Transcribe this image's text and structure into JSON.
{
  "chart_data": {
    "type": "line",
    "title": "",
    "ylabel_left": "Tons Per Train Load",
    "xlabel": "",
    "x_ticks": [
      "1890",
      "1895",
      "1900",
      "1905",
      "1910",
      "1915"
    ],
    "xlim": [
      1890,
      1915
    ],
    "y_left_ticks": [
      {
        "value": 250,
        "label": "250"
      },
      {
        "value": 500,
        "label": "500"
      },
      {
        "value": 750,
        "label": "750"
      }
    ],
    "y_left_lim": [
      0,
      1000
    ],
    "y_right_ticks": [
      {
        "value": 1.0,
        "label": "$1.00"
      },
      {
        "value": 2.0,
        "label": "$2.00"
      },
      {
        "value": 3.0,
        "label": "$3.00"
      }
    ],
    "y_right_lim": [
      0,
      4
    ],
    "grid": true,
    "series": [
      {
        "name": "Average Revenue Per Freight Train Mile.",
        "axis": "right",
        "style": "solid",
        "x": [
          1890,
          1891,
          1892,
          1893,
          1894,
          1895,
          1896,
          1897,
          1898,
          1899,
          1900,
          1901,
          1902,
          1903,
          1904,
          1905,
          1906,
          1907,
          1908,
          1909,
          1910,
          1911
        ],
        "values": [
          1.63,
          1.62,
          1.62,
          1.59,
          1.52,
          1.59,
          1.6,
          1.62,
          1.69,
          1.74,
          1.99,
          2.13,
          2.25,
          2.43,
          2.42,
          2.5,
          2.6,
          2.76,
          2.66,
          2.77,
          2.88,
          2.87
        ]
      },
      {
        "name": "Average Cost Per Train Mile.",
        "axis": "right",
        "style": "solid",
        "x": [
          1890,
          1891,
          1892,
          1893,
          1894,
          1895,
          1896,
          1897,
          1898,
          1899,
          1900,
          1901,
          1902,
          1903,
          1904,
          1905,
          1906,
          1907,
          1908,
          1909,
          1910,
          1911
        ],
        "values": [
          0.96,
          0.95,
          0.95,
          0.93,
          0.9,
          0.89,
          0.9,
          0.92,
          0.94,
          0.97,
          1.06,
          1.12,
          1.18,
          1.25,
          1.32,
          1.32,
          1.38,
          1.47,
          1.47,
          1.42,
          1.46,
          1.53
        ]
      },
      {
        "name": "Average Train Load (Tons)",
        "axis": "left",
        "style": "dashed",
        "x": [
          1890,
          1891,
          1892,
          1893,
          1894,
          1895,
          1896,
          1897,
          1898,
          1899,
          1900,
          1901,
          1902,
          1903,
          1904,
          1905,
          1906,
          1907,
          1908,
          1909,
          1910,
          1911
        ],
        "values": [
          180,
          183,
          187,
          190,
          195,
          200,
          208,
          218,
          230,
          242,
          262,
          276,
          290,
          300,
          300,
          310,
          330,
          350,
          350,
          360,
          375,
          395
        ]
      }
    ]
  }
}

> Stated problem
Write the material out again in its entirety, exactly as shown.

> Answer below
Transcribe this image's text and structure into JSON.
{
  "chart_data": {
    "type": "line",
    "title": "",
    "ylabel_left": "Tons Per Train Load",
    "xlabel": "",
    "x_ticks": [
      "1890",
      "1895",
      "1900",
      "1905",
      "1910",
      "1915"
    ],
    "xlim": [
      1890,
      1915
    ],
    "y_left_ticks": [
      {
        "value": 250,
        "label": "250"
      },
      {
        "value": 500,
        "label": "500"
      },
      {
        "value": 750,
        "label": "750"
      }
    ],
    "y_left_lim": [
      0,
      1000
    ],
    "y_right_ticks": [
      {
        "value": 1.0,
        "label": "$1.00"
      },
      {
        "value": 2.0,
        "label": "$2.00"
      },
      {
        "value": 3.0,
        "label": "$3.00"
      }
    ],
    "y_right_lim": [
      0,
      4
    ],
    "grid": true,
    "series": [
      {
        "name": "Average Revenue Per Freight Train Mile.",
        "axis": "right",
        "style": "solid",
        "x": [
          1890,
          1891,
          1892,
          1893,
          1894,
          1895,
          1896,
          1897,
          1898,
          1899,
          1900,
          1901,
          1902,
          1903,
          1904,
          1905,
          1906,
          1907,
          1908,
          1909,
          1910,
          1911
        ],
        "values": [
          1.63,
          1.62,
          1.62,
          1.59,
          1.52,
          1.59,
          1.6,
          1.62,
          1.69,
          1.74,
          1.99,
          2.13,
          2.25,
          2.43,
          2.42,
          2.5,
          2.6,
          2.76,
          2.66,
          2.77,
          2.88,
          2.87
        ]
      },
      {
        "name": "Average Cost Per Train Mile.",
        "axis": "right",
        "style": "solid",
        "x": [
          1890,
          1891,
          1892,
          1893,
          1894,
          1895,
          1896,
          1897,
          1898,
          1899,
          1900,
          1901,
          1902,
          1903,
          1904,
          1905,
          1906,
          1907,
          1908,
          1909,
          1910,
          1911
        ],
        "values": [
          0.96,
          0.95,
          0.95,
          0.93,
          0.9,
          0.89,
          0.9,
          0.92,
          0.94,
          0.97,
          1.06,
          1.12,
          1.18,
          1.25,
          1.32,
          1.32,
          1.38,
          1.47,
          1.47,
          1.42,
          1.46,
          1.53
        ]
      },
      {
        "name": "Average Train Load (Tons)",
        "axis": "left",
        "style": "dashed",
        "x": [
          1890,
          1891,
          1892,
          1893,
          1894,
          1895,
          1896,
          1897,
          1898,
          1899,
          1900,
          1901,
          1902,
          1903,
          1904,
          1905,
          1906,
          1907,
          1908,
          1909,
          1910,
          1911
        ],
        "values": [
          180,
          183,
          187,
          190,
          195,
          200,
          208,
          218,
          230,
          242,
          262,
          276,
          290,
          300,
          300,
          310,
          330,
          350,
          350,
          360,
          375,
          395
        ]
      }
    ]
  }
}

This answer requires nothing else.